=== Records to use ===
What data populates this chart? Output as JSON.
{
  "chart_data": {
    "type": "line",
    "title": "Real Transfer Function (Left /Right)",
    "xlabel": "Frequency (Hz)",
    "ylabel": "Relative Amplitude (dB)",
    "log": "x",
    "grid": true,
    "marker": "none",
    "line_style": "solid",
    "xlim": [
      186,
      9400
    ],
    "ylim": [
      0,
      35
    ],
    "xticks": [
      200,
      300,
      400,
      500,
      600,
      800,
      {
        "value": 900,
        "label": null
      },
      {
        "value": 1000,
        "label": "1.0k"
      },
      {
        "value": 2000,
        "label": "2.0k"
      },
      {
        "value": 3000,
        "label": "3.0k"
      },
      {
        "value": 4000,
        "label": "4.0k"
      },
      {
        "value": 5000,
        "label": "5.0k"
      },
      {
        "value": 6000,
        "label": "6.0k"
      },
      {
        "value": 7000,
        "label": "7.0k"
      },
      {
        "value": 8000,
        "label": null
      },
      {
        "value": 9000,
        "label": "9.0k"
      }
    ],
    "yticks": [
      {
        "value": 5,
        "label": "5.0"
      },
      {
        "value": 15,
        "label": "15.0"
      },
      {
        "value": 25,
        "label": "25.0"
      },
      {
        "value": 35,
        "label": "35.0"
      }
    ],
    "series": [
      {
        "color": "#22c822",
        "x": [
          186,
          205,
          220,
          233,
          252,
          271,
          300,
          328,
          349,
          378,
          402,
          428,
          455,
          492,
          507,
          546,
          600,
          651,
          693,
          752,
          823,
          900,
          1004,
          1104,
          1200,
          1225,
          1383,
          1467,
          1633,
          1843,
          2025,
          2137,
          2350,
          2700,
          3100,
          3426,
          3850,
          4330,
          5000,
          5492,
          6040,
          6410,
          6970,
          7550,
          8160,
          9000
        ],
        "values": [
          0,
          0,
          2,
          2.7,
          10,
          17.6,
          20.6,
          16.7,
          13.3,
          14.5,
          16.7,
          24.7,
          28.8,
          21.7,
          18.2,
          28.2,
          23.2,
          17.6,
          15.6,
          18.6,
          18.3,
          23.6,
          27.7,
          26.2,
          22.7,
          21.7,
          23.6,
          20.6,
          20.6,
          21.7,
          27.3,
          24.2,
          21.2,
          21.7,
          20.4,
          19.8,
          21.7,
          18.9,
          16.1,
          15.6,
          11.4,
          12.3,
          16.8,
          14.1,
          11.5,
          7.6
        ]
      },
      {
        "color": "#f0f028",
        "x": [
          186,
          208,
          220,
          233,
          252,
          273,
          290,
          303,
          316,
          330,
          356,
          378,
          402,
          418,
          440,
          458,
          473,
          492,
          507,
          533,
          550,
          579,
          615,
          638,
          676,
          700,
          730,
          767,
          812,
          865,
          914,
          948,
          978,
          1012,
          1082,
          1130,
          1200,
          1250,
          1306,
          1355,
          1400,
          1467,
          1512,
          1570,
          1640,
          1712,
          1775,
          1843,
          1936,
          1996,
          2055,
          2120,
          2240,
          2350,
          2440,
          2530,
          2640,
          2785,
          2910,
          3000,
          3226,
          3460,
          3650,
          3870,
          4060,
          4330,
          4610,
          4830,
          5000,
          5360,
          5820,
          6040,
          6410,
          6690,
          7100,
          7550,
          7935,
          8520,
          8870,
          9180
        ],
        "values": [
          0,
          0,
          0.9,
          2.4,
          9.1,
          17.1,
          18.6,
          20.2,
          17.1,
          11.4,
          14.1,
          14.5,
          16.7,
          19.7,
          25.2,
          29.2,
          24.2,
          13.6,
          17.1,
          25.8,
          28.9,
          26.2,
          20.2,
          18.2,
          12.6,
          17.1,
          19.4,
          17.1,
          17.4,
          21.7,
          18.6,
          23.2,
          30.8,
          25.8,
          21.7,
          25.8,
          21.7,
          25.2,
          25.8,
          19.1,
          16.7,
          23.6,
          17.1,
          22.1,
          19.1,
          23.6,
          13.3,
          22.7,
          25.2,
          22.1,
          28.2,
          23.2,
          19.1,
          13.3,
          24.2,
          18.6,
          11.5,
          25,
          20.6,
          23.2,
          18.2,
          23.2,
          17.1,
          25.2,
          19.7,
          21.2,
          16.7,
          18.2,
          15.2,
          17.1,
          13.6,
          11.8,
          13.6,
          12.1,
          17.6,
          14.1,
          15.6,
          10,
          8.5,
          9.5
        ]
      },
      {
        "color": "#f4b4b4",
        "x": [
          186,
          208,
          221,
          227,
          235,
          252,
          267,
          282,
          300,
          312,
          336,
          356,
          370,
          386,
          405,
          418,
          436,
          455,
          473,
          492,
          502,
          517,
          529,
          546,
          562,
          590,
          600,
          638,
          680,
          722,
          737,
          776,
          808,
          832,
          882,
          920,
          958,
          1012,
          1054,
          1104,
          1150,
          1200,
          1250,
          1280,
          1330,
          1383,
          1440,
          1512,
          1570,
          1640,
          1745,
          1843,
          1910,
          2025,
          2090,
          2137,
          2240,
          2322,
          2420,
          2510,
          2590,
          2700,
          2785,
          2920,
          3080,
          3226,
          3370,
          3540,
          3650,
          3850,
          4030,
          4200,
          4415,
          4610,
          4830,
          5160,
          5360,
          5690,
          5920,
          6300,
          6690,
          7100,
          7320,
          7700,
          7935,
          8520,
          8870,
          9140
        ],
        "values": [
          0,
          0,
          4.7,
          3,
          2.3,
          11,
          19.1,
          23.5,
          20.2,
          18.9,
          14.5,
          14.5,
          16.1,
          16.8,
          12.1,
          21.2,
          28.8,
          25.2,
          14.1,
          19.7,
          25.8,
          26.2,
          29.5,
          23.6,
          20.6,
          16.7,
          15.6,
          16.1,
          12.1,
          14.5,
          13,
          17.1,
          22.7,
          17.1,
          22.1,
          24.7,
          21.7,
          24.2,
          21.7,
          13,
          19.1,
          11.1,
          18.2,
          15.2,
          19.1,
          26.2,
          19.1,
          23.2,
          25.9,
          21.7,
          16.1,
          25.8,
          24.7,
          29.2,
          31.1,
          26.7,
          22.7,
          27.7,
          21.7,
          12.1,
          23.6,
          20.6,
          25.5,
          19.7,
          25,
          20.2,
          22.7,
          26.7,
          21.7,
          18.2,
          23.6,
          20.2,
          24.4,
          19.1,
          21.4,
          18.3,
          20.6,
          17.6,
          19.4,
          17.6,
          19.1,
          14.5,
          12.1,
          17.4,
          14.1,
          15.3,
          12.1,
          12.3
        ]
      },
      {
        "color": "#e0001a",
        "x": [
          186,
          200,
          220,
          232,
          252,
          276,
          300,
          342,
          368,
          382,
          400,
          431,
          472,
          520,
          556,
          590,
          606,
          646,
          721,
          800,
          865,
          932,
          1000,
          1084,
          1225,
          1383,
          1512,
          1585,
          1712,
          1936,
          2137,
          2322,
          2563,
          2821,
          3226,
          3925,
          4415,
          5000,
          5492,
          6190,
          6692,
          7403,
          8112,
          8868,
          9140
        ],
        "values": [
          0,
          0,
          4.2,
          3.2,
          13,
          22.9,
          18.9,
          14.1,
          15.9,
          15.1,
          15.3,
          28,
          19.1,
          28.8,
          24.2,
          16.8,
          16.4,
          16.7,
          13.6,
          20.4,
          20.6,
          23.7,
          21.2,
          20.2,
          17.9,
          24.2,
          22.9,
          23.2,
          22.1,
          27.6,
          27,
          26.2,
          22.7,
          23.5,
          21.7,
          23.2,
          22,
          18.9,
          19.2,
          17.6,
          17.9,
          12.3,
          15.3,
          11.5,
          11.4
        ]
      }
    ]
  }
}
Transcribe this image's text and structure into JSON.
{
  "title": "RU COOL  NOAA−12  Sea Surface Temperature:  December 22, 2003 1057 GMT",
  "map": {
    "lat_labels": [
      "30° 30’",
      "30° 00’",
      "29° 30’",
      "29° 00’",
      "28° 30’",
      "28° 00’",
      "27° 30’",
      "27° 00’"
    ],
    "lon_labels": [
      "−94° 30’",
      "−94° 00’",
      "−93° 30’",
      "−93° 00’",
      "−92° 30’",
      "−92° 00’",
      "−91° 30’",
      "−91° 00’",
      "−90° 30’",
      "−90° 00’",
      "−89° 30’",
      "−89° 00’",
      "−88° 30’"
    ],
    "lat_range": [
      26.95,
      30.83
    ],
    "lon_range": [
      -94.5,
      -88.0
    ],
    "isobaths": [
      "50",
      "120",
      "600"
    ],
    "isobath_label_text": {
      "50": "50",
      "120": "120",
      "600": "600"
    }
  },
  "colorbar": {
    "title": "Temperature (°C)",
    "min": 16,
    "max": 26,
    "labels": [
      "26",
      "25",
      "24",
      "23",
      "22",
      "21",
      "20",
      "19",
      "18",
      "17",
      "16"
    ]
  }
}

=== Request ===
Using the material above, reproduce exactly the line that contains "Transcribe this image's" and all lines after it through the last one, and only those.

=== Task solution ===
Transcribe this image's text and structure into JSON.
{
  "title": "RU COOL  NOAA−12  Sea Surface Temperature:  December 22, 2003 1057 GMT",
  "map": {
    "lat_labels": [
      "30° 30’",
      "30° 00’",
      "29° 30’",
      "29° 00’",
      "28° 30’",
      "28° 00’",
      "27° 30’",
      "27° 00’"
    ],
    "lon_labels": [
      "−94° 30’",
      "−94° 00’",
      "−93° 30’",
      "−93° 00’",
      "−92° 30’",
      "−92° 00’",
      "−91° 30’",
      "−91° 00’",
      "−90° 30’",
      "−90° 00’",
      "−89° 30’",
      "−89° 00’",
      "−88° 30’"
    ],
    "lat_range": [
      26.95,
      30.83
    ],
    "lon_range": [
      -94.5,
      -88.0
    ],
    "isobaths": [
      "50",
      "120",
      "600"
    ],
    "isobath_label_text": {
      "50": "50",
      "120": "120",
      "600": "600"
    }
  },
  "colorbar": {
    "title": "Temperature (°C)",
    "min": 16,
    "max": 26,
    "labels": [
      "26",
      "25",
      "24",
      "23",
      "22",
      "21",
      "20",
      "19",
      "18",
      "17",
      "16"
    ]
  }
}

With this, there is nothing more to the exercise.